## Task to complete
Output the records exactly. Include every line.

* Begin Record set *

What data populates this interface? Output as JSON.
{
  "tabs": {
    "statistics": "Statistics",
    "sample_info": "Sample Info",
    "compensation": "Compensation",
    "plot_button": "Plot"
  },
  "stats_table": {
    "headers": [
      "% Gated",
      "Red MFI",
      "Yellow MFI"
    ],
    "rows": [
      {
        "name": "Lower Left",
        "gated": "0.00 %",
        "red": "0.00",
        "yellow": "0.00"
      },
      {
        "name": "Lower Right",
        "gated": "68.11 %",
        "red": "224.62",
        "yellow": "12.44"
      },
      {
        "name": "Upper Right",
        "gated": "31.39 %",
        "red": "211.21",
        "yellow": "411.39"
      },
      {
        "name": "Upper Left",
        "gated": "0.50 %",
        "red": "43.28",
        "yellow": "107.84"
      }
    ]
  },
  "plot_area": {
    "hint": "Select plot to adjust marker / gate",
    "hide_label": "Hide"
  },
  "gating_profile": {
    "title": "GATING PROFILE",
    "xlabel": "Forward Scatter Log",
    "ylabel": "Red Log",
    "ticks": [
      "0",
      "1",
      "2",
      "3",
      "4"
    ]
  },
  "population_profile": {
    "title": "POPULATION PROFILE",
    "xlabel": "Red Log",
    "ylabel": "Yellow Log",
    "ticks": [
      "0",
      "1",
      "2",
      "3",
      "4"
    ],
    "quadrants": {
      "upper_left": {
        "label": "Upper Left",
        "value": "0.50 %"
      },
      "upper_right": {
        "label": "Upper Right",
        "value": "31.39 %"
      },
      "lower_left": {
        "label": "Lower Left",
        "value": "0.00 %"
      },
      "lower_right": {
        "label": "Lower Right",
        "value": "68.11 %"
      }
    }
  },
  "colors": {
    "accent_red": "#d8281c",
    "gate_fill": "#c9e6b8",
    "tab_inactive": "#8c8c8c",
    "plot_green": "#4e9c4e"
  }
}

* End Record set *

## Answer to the task
What data populates this interface? Output as JSON.
{
  "tabs": {
    "statistics": "Statistics",
    "sample_info": "Sample Info",
    "compensation": "Compensation",
    "plot_button": "Plot"
  },
  "stats_table": {
    "headers": [
      "% Gated",
      "Red MFI",
      "Yellow MFI"
    ],
    "rows": [
      {
        "name": "Lower Left",
        "gated": "0.00 %",
        "red": "0.00",
        "yellow": "0.00"
      },
      {
        "name": "Lower Right",
        "gated": "68.11 %",
        "red": "224.62",
        "yellow": "12.44"
      },
      {
        "name": "Upper Right",
        "gated": "31.39 %",
        "red": "211.21",
        "yellow": "411.39"
      },
      {
        "name": "Upper Left",
        "gated": "0.50 %",
        "red": "43.28",
        "yellow": "107.84"
      }
    ]
  },
  "plot_area": {
    "hint": "Select plot to adjust marker / gate",
    "hide_label": "Hide"
  },
  "gating_profile": {
    "title": "GATING PROFILE",
    "xlabel": "Forward Scatter Log",
    "ylabel": "Red Log",
    "ticks": [
      "0",
      "1",
      "2",
      "3",
      "4"
    ]
  },
  "population_profile": {
    "title": "POPULATION PROFILE",
    "xlabel": "Red Log",
    "ylabel": "Yellow Log",
    "ticks": [
      "0",
      "1",
      "2",
      "3",
      "4"
    ],
    "quadrants": {
      "upper_left": {
        "label": "Upper Left",
        "value": "0.50 %"
      },
      "upper_right": {
        "label": "Upper Right",
        "value": "31.39 %"
      },
      "lower_left": {
        "label": "Lower Left",
        "value": "0.00 %"
      },
      "lower_right": {
        "label": "Lower Right",
        "value": "68.11 %"
      }
    }
  },
  "colors": {
    "accent_red": "#d8281c",
    "gate_fill": "#c9e6b8",
    "tab_inactive": "#8c8c8c",
    "plot_green": "#4e9c4e"
  }
}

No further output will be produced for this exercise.